SET EXERCISE :: Report the number of lines containing "können", with no other words.

GIVEN INFORMATION ::
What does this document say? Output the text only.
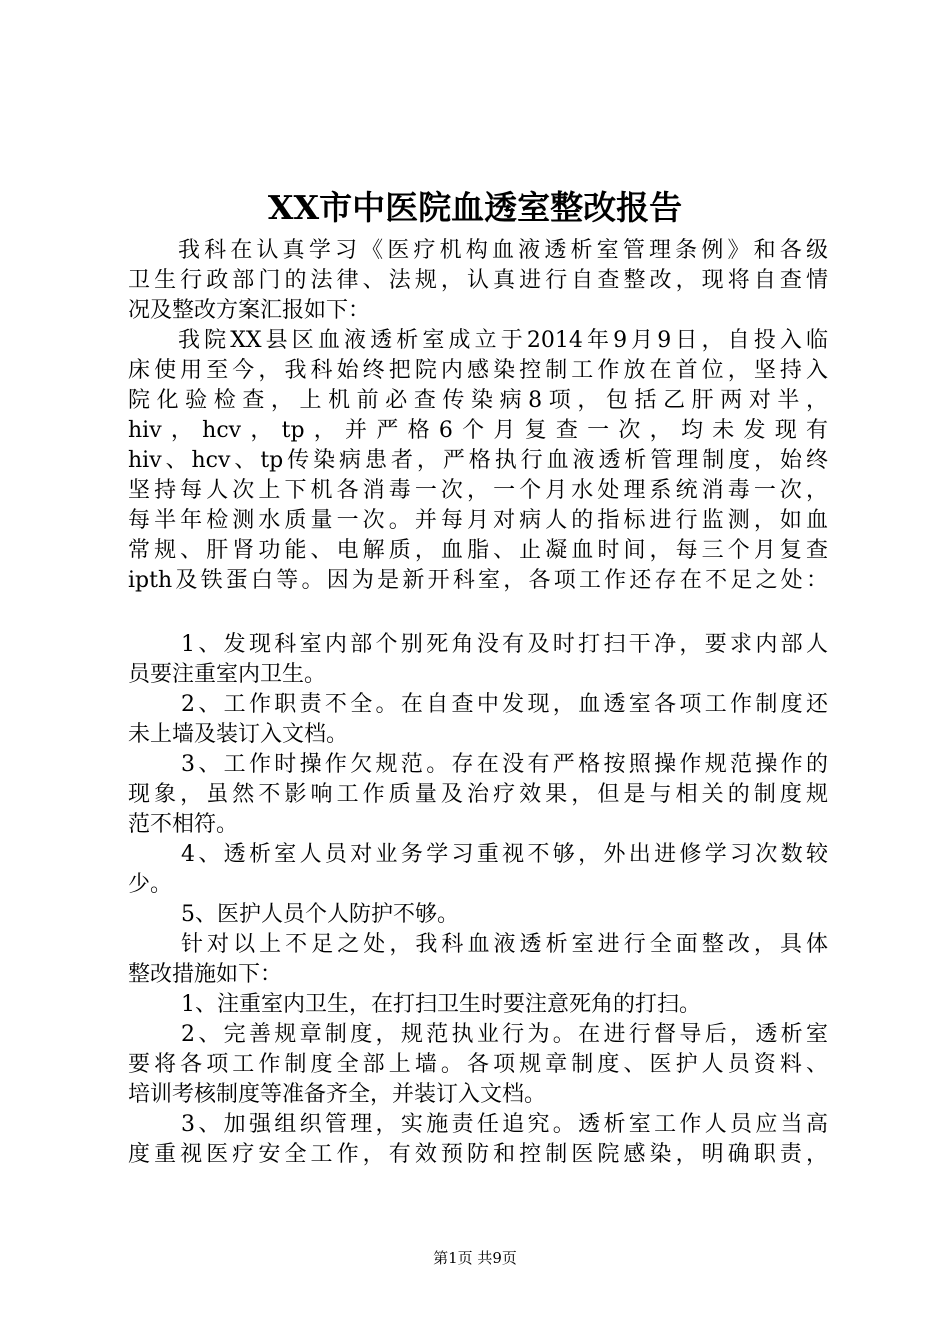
XX市中医院血透室整改报告
我科在认真学习《医疗机构血液透析室管理条例》和各级
卫生行政部门的法律、法规，认真进行自查整改，现将自查情
况及整改方案汇报如下：
我院XX县区血液透析室成立于2014年9月9日，自投入临
床使用至今，我科始终把院内感染控制工作放在首位，坚持入
院化验检查，上机前必查传染病8项，包括乙肝两对半，
hiv，hcv，tp，并严格6个月复查一次，均未发现有
hiv、hcv、tp传染病患者，严格执行血液透析管理制度，始终
坚持每人次上下机各消毒一次，一个月水处理系统消毒一次，
每半年检测水质量一次。并每月对病人的指标进行监测，如血
常规、肝肾功能、电解质，血脂、止凝血时间，每三个月复查
ipth及铁蛋白等。因为是新开科室，各项工作还存在不足之处：
1、发现科室内部个别死角没有及时打扫干净，要求内部人
员要注重室内卫生。
2、工作职责不全。在自查中发现，血透室各项工作制度还
未上墙及装订入文档。
3、工作时操作欠规范。存在没有严格按照操作规范操作的
现象，虽然不影响工作质量及治疗效果，但是与相关的制度规
范不相符。
4、透析室人员对业务学习重视不够，外出进修学习次数较
少。
5、医护人员个人防护不够。
针对以上不足之处，我科血液透析室进行全面整改，具体
整改措施如下：
1、注重室内卫生，在打扫卫生时要注意死角的打扫。
2、完善规章制度，规范执业行为。在进行督导后，透析室
要将各项工作制度全部上墙。各项规章制度、医护人员资料、
培训考核制度等准备齐全，并装订入文档。
3、加强组织管理，实施责任追究。透析室工作人员应当高
度重视医疗安全工作，有效预防和控制医院感染，明确职责，
第1页 共9页
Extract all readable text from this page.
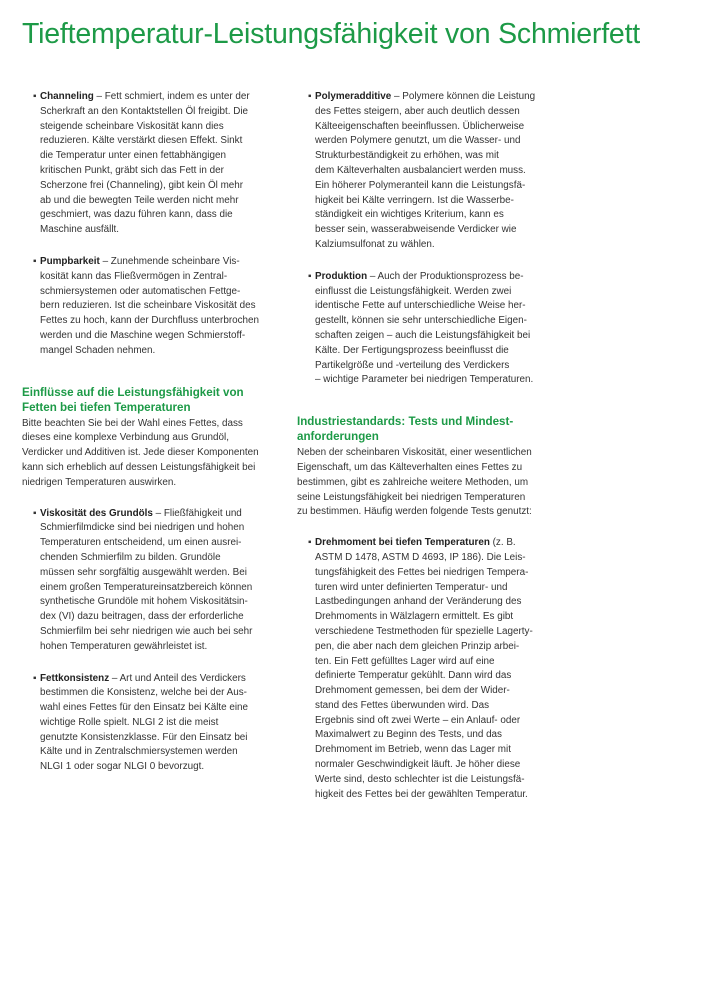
Tieftemperatur-Leistungsfähigkeit von Schmierfett
▪ Channeling – Fett schmiert, indem es unter der
Scherkraft an den Kontaktstellen Öl freigibt. Die
steigende scheinbare Viskosität kann dies
reduzieren. Kälte verstärkt diesen Effekt. Sinkt
die Temperatur unter einen fettabhängigen
kritischen Punkt, gräbt sich das Fett in der
Scherzone frei (Channeling), gibt kein Öl mehr
ab und die bewegten Teile werden nicht mehr
geschmiert, was dazu führen kann, dass die
Maschine ausfällt.
▪ Pumpbarkeit – Zunehmende scheinbare Vis-
kosität kann das Fließvermögen in Zentral-
schmiersystemen oder automatischen Fettge-
bern reduzieren. Ist die scheinbare Viskosität des
Fettes zu hoch, kann der Durchfluss unterbrochen
werden und die Maschine wegen Schmierstoff-
mangel Schaden nehmen.
Einflüsse auf die Leistungsfähigkeit von
Fetten bei tiefen Temperaturen
Bitte beachten Sie bei der Wahl eines Fettes, dass
dieses eine komplexe Verbindung aus Grundöl,
Verdicker und Additiven ist. Jede dieser Komponenten
kann sich erheblich auf dessen Leistungsfähigkeit bei
niedrigen Temperaturen auswirken.
▪ Viskosität des Grundöls – Fließfähigkeit und
Schmierfilmdicke sind bei niedrigen und hohen
Temperaturen entscheidend, um einen ausrei-
chenden Schmierfilm zu bilden. Grundöle
müssen sehr sorgfältig ausgewählt werden. Bei
einem großen Temperatureinsatzbereich können
synthetische Grundöle mit hohem Viskositätsin-
dex (VI) dazu beitragen, dass der erforderliche
Schmierfilm bei sehr niedrigen wie auch bei sehr
hohen Temperaturen gewährleistet ist.
▪ Fettkonsistenz – Art und Anteil des Verdickers
bestimmen die Konsistenz, welche bei der Aus-
wahl eines Fettes für den Einsatz bei Kälte eine
wichtige Rolle spielt. NLGI 2 ist die meist
genutzte Konsistenzklasse. Für den Einsatz bei
Kälte und in Zentralschmiersystemen werden
NLGI 1 oder sogar NLGI 0 bevorzugt.
▪ Polymeradditive – Polymere können die Leistung
des Fettes steigern, aber auch deutlich dessen
Kälteeigenschaften beeinflussen. Üblicherweise
werden Polymere genutzt, um die Wasser- und
Strukturbeständigkeit zu erhöhen, was mit
dem Kälteverhalten ausbalanciert werden muss.
Ein höherer Polymeranteil kann die Leistungsfä-
higkeit bei Kälte verringern. Ist die Wasserbe-
ständigkeit ein wichtiges Kriterium, kann es
besser sein, wasserabweisende Verdicker wie
Kalziumsulfonat zu wählen.
▪ Produktion – Auch der Produktionsprozess be-
einflusst die Leistungsfähigkeit. Werden zwei
identische Fette auf unterschiedliche Weise her-
gestellt, können sie sehr unterschiedliche Eigen-
schaften zeigen – auch die Leistungsfähigkeit bei
Kälte. Der Fertigungsprozess beeinflusst die
Partikelgröße und -verteilung des Verdickers
– wichtige Parameter bei niedrigen Temperaturen.
Industriestandards: Tests und Mindest-
anforderungen
Neben der scheinbaren Viskosität, einer wesentlichen
Eigenschaft, um das Kälteverhalten eines Fettes zu
bestimmen, gibt es zahlreiche weitere Methoden, um
seine Leistungsfähigkeit bei niedrigen Temperaturen
zu bestimmen. Häufig werden folgende Tests genutzt:
▪ Drehmoment bei tiefen Temperaturen (z. B.
ASTM D 1478, ASTM D 4693, IP 186). Die Leis-
tungsfähigkeit des Fettes bei niedrigen Tempera-
turen wird unter definierten Temperatur- und
Lastbedingungen anhand der Veränderung des
Drehmoments in Wälzlagern ermittelt. Es gibt
verschiedene Testmethoden für spezielle Lagerty-
pen, die aber nach dem gleichen Prinzip arbei-
ten. Ein Fett gefülltes Lager wird auf eine
definierte Temperatur gekühlt. Dann wird das
Drehmoment gemessen, bei dem der Wider-
stand des Fettes überwunden wird. Das
Ergebnis sind oft zwei Werte – ein Anlauf- oder
Maximalwert zu Beginn des Tests, und das
Drehmoment im Betrieb, wenn das Lager mit
normaler Geschwindigkeit läuft. Je höher diese
Werte sind, desto schlechter ist die Leistungsfä-
higkeit des Fettes bei der gewählten Temperatur.
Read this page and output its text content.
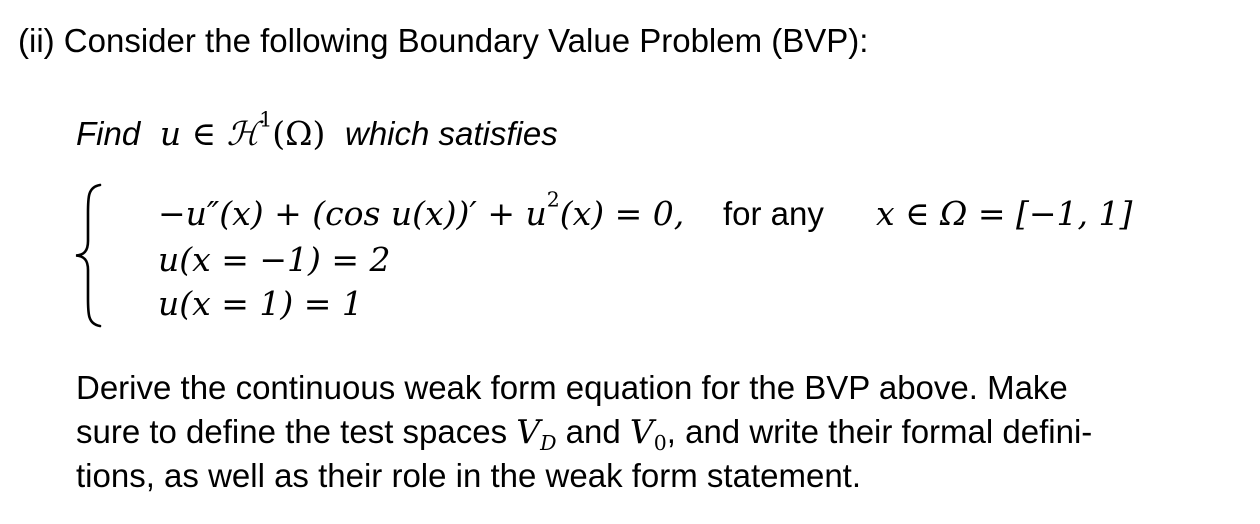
(ii) Consider the following Boundary Value Problem (BVP):
Find u ∈ ℋ$^1$(Ω) which satisfies
−u″(x) + (cos $u(x))' + u^2(x) = 0$, for any x ∈ Ω = [−1, 1]
u(x = −1) = 2
u(x = 1) = 1
Derive the continuous weak form equation for the BVP above. Make
sure to define the test spaces $V_D$ and $V_0$, and write their formal defini-
tions, as well as their role in the weak form statement.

FULL RESPONSE :: 3